> _Task to carry out_
Set down every entry again word for word, please, but skip the pictures.

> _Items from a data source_
_____

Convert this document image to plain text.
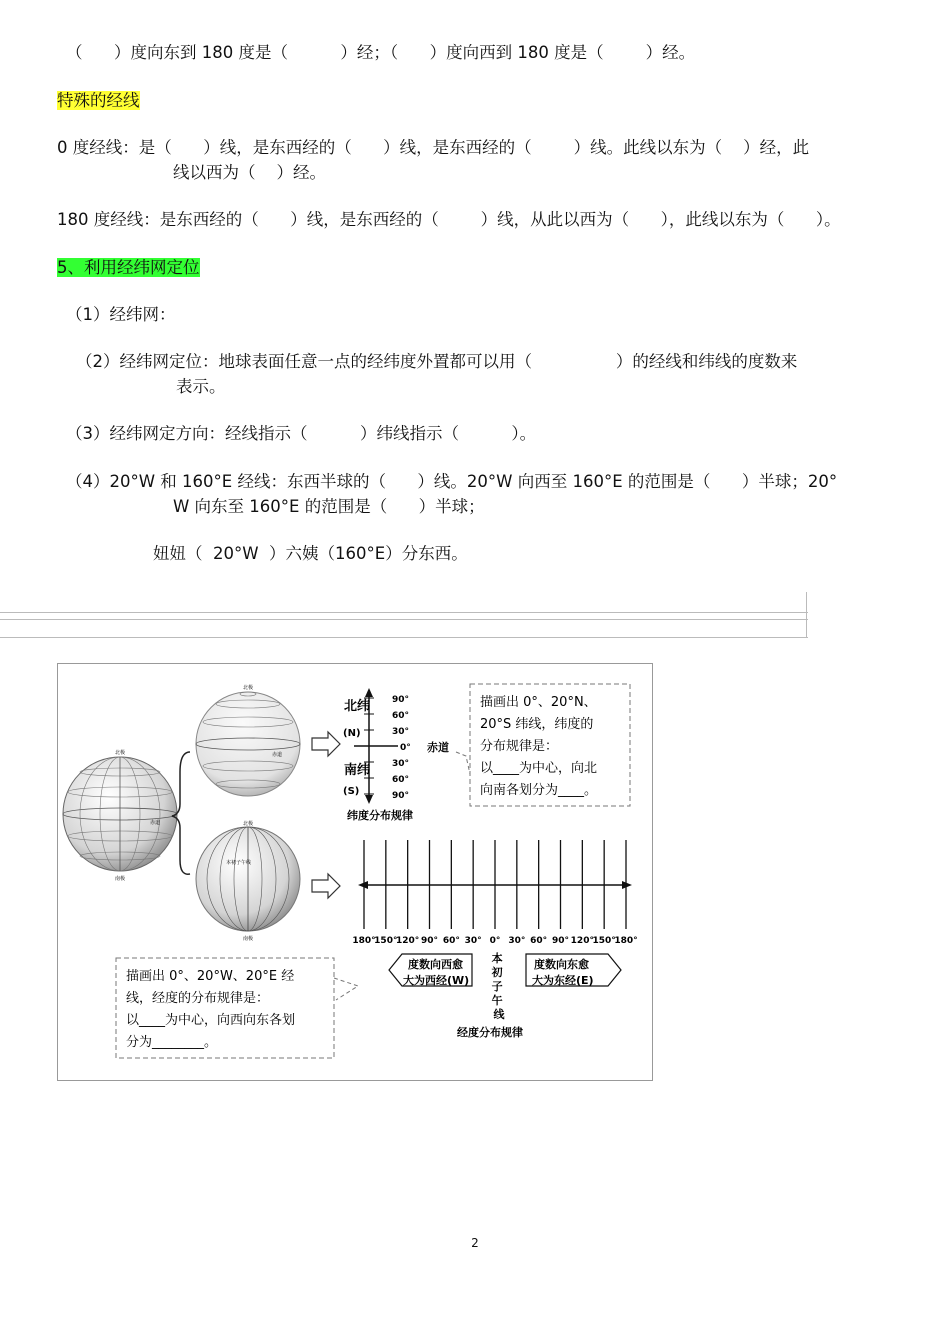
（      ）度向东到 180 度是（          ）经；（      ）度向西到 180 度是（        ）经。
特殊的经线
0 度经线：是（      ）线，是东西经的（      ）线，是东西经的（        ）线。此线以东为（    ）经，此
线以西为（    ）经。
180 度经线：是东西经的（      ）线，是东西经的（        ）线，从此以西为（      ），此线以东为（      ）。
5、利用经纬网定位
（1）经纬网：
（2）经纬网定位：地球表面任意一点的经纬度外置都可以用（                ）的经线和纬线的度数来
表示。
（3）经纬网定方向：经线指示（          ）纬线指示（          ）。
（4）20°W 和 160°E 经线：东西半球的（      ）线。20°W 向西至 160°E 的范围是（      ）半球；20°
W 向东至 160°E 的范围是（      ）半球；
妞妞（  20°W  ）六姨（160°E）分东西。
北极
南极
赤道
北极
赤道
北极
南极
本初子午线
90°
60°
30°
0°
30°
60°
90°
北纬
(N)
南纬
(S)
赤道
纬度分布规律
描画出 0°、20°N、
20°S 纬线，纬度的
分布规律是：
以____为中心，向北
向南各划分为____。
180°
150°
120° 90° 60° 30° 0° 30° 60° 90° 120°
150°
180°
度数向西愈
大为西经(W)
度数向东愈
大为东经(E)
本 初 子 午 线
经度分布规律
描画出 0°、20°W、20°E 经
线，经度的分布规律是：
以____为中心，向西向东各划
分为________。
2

_____

> _Written solution_
Convert this document image to plain text.
（      ）度向东到 180 度是（          ）经；（      ）度向西到 180 度是（        ）经。
特殊的经线
0 度经线：是（      ）线，是东西经的（      ）线，是东西经的（        ）线。此线以东为（    ）经，此
线以西为（    ）经。
180 度经线：是东西经的（      ）线，是东西经的（        ）线，从此以西为（      ），此线以东为（      ）。
5、利用经纬网定位
（1）经纬网：
（2）经纬网定位：地球表面任意一点的经纬度外置都可以用（                ）的经线和纬线的度数来
表示。
（3）经纬网定方向：经线指示（          ）纬线指示（          ）。
（4）20°W 和 160°E 经线：东西半球的（      ）线。20°W 向西至 160°E 的范围是（      ）半球；20°
W 向东至 160°E 的范围是（      ）半球；
妞妞（  20°W  ）六姨（160°E）分东西。
北极
南极
赤道
北极
赤道
北极
南极
本初子午线
90°
60°
30°
0°
30°
60°
90°
北纬
(N)
南纬
(S)
赤道
纬度分布规律
描画出 0°、20°N、
20°S 纬线，纬度的
分布规律是：
以____为中心，向北
向南各划分为____。
180°
150°
120° 90° 60° 30° 0° 30° 60° 90° 120°
150°
180°
度数向西愈
大为西经(W)
度数向东愈
大为东经(E)
本 初 子 午 线
经度分布规律
描画出 0°、20°W、20°E 经
线，经度的分布规律是：
以____为中心，向西向东各划
分为________。
2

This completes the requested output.